**WHAT IS NEEDED**. Repeat the material exactly, leaving nothing out.
— START OF PROVIDED INFORMATION —
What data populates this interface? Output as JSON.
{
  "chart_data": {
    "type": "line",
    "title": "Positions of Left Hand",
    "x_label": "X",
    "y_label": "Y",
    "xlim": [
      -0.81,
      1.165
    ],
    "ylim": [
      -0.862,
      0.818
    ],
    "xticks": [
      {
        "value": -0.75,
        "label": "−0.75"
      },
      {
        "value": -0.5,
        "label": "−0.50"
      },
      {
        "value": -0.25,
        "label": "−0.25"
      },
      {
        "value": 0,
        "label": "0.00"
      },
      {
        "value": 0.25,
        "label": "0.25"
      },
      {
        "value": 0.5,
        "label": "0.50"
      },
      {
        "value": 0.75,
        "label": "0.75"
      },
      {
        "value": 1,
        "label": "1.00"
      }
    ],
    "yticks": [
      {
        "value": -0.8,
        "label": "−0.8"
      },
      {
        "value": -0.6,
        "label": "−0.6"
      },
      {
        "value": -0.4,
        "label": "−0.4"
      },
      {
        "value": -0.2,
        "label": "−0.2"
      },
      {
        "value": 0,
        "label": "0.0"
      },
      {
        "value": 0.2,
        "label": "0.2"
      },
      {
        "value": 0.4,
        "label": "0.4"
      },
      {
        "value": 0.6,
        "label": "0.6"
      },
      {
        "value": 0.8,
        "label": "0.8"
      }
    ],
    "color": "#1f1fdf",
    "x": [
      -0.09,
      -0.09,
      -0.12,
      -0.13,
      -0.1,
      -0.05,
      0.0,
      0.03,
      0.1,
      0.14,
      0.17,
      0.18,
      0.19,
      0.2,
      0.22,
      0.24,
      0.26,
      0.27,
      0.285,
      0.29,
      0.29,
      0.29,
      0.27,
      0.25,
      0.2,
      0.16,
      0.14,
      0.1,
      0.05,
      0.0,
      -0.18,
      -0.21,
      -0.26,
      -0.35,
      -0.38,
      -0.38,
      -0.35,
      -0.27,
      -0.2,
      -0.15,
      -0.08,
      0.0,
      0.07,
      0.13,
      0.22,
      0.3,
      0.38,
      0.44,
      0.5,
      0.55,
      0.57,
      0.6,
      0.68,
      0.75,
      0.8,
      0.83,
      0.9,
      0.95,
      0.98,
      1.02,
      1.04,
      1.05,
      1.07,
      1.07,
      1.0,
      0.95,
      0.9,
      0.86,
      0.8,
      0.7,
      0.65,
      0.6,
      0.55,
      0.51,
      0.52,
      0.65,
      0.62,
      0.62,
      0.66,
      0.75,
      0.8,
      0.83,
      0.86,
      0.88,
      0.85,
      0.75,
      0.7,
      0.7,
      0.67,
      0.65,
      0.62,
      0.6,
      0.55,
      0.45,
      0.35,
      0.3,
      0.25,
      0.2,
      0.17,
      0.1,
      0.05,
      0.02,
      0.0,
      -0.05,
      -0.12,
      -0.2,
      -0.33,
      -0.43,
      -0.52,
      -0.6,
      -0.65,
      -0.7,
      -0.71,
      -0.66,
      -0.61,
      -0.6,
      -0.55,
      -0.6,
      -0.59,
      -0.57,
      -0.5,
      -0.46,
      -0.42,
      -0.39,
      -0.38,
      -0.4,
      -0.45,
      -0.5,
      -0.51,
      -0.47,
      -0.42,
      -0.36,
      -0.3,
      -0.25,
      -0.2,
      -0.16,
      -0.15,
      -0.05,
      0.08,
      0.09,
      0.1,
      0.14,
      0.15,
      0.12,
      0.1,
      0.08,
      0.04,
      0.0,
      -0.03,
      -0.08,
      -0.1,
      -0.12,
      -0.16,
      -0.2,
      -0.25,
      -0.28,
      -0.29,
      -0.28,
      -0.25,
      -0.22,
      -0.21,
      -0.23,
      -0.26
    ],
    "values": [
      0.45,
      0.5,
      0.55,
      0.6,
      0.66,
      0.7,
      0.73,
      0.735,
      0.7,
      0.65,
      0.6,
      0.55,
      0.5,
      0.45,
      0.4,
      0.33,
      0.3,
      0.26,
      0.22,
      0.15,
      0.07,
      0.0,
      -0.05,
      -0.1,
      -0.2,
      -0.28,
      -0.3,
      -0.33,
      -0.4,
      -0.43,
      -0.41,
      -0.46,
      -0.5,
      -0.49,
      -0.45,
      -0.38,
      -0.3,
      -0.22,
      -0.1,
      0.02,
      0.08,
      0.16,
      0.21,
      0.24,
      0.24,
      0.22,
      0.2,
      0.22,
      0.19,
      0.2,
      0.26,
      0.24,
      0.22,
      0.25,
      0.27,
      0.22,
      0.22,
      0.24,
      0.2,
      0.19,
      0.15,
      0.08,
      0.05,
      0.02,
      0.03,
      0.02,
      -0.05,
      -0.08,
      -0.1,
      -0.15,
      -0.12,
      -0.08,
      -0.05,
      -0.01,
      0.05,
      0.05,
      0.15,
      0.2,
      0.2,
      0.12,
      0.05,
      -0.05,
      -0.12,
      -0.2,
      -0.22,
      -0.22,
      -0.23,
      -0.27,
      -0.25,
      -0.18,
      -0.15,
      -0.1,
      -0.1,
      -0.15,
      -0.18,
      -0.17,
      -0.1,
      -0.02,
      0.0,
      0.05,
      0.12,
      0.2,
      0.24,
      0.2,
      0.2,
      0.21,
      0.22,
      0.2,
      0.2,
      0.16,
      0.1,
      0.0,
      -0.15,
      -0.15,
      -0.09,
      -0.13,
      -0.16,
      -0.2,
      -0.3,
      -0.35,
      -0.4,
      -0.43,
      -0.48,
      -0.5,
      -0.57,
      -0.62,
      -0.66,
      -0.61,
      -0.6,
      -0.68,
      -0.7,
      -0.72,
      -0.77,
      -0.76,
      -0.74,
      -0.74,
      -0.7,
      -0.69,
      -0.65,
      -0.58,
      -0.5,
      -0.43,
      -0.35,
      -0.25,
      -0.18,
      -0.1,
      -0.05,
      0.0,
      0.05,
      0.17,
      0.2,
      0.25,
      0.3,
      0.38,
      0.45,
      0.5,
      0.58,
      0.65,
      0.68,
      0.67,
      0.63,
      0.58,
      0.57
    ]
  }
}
— END OF PROVIDED INFORMATION —
**FINAL ANSWER**.
What data populates this interface? Output as JSON.
{
  "chart_data": {
    "type": "line",
    "title": "Positions of Left Hand",
    "x_label": "X",
    "y_label": "Y",
    "xlim": [
      -0.81,
      1.165
    ],
    "ylim": [
      -0.862,
      0.818
    ],
    "xticks": [
      {
        "value": -0.75,
        "label": "−0.75"
      },
      {
        "value": -0.5,
        "label": "−0.50"
      },
      {
        "value": -0.25,
        "label": "−0.25"
      },
      {
        "value": 0,
        "label": "0.00"
      },
      {
        "value": 0.25,
        "label": "0.25"
      },
      {
        "value": 0.5,
        "label": "0.50"
      },
      {
        "value": 0.75,
        "label": "0.75"
      },
      {
        "value": 1,
        "label": "1.00"
      }
    ],
    "yticks": [
      {
        "value": -0.8,
        "label": "−0.8"
      },
      {
        "value": -0.6,
        "label": "−0.6"
      },
      {
        "value": -0.4,
        "label": "−0.4"
      },
      {
        "value": -0.2,
        "label": "−0.2"
      },
      {
        "value": 0,
        "label": "0.0"
      },
      {
        "value": 0.2,
        "label": "0.2"
      },
      {
        "value": 0.4,
        "label": "0.4"
      },
      {
        "value": 0.6,
        "label": "0.6"
      },
      {
        "value": 0.8,
        "label": "0.8"
      }
    ],
    "color": "#1f1fdf",
    "x": [
      -0.09,
      -0.09,
      -0.12,
      -0.13,
      -0.1,
      -0.05,
      0.0,
      0.03,
      0.1,
      0.14,
      0.17,
      0.18,
      0.19,
      0.2,
      0.22,
      0.24,
      0.26,
      0.27,
      0.285,
      0.29,
      0.29,
      0.29,
      0.27,
      0.25,
      0.2,
      0.16,
      0.14,
      0.1,
      0.05,
      0.0,
      -0.18,
      -0.21,
      -0.26,
      -0.35,
      -0.38,
      -0.38,
      -0.35,
      -0.27,
      -0.2,
      -0.15,
      -0.08,
      0.0,
      0.07,
      0.13,
      0.22,
      0.3,
      0.38,
      0.44,
      0.5,
      0.55,
      0.57,
      0.6,
      0.68,
      0.75,
      0.8,
      0.83,
      0.9,
      0.95,
      0.98,
      1.02,
      1.04,
      1.05,
      1.07,
      1.07,
      1.0,
      0.95,
      0.9,
      0.86,
      0.8,
      0.7,
      0.65,
      0.6,
      0.55,
      0.51,
      0.52,
      0.65,
      0.62,
      0.62,
      0.66,
      0.75,
      0.8,
      0.83,
      0.86,
      0.88,
      0.85,
      0.75,
      0.7,
      0.7,
      0.67,
      0.65,
      0.62,
      0.6,
      0.55,
      0.45,
      0.35,
      0.3,
      0.25,
      0.2,
      0.17,
      0.1,
      0.05,
      0.02,
      0.0,
      -0.05,
      -0.12,
      -0.2,
      -0.33,
      -0.43,
      -0.52,
      -0.6,
      -0.65,
      -0.7,
      -0.71,
      -0.66,
      -0.61,
      -0.6,
      -0.55,
      -0.6,
      -0.59,
      -0.57,
      -0.5,
      -0.46,
      -0.42,
      -0.39,
      -0.38,
      -0.4,
      -0.45,
      -0.5,
      -0.51,
      -0.47,
      -0.42,
      -0.36,
      -0.3,
      -0.25,
      -0.2,
      -0.16,
      -0.15,
      -0.05,
      0.08,
      0.09,
      0.1,
      0.14,
      0.15,
      0.12,
      0.1,
      0.08,
      0.04,
      0.0,
      -0.03,
      -0.08,
      -0.1,
      -0.12,
      -0.16,
      -0.2,
      -0.25,
      -0.28,
      -0.29,
      -0.28,
      -0.25,
      -0.22,
      -0.21,
      -0.23,
      -0.26
    ],
    "values": [
      0.45,
      0.5,
      0.55,
      0.6,
      0.66,
      0.7,
      0.73,
      0.735,
      0.7,
      0.65,
      0.6,
      0.55,
      0.5,
      0.45,
      0.4,
      0.33,
      0.3,
      0.26,
      0.22,
      0.15,
      0.07,
      0.0,
      -0.05,
      -0.1,
      -0.2,
      -0.28,
      -0.3,
      -0.33,
      -0.4,
      -0.43,
      -0.41,
      -0.46,
      -0.5,
      -0.49,
      -0.45,
      -0.38,
      -0.3,
      -0.22,
      -0.1,
      0.02,
      0.08,
      0.16,
      0.21,
      0.24,
      0.24,
      0.22,
      0.2,
      0.22,
      0.19,
      0.2,
      0.26,
      0.24,
      0.22,
      0.25,
      0.27,
      0.22,
      0.22,
      0.24,
      0.2,
      0.19,
      0.15,
      0.08,
      0.05,
      0.02,
      0.03,
      0.02,
      -0.05,
      -0.08,
      -0.1,
      -0.15,
      -0.12,
      -0.08,
      -0.05,
      -0.01,
      0.05,
      0.05,
      0.15,
      0.2,
      0.2,
      0.12,
      0.05,
      -0.05,
      -0.12,
      -0.2,
      -0.22,
      -0.22,
      -0.23,
      -0.27,
      -0.25,
      -0.18,
      -0.15,
      -0.1,
      -0.1,
      -0.15,
      -0.18,
      -0.17,
      -0.1,
      -0.02,
      0.0,
      0.05,
      0.12,
      0.2,
      0.24,
      0.2,
      0.2,
      0.21,
      0.22,
      0.2,
      0.2,
      0.16,
      0.1,
      0.0,
      -0.15,
      -0.15,
      -0.09,
      -0.13,
      -0.16,
      -0.2,
      -0.3,
      -0.35,
      -0.4,
      -0.43,
      -0.48,
      -0.5,
      -0.57,
      -0.62,
      -0.66,
      -0.61,
      -0.6,
      -0.68,
      -0.7,
      -0.72,
      -0.77,
      -0.76,
      -0.74,
      -0.74,
      -0.7,
      -0.69,
      -0.65,
      -0.58,
      -0.5,
      -0.43,
      -0.35,
      -0.25,
      -0.18,
      -0.1,
      -0.05,
      0.0,
      0.05,
      0.17,
      0.2,
      0.25,
      0.3,
      0.38,
      0.45,
      0.5,
      0.58,
      0.65,
      0.68,
      0.67,
      0.63,
      0.58,
      0.57
    ]
  }
}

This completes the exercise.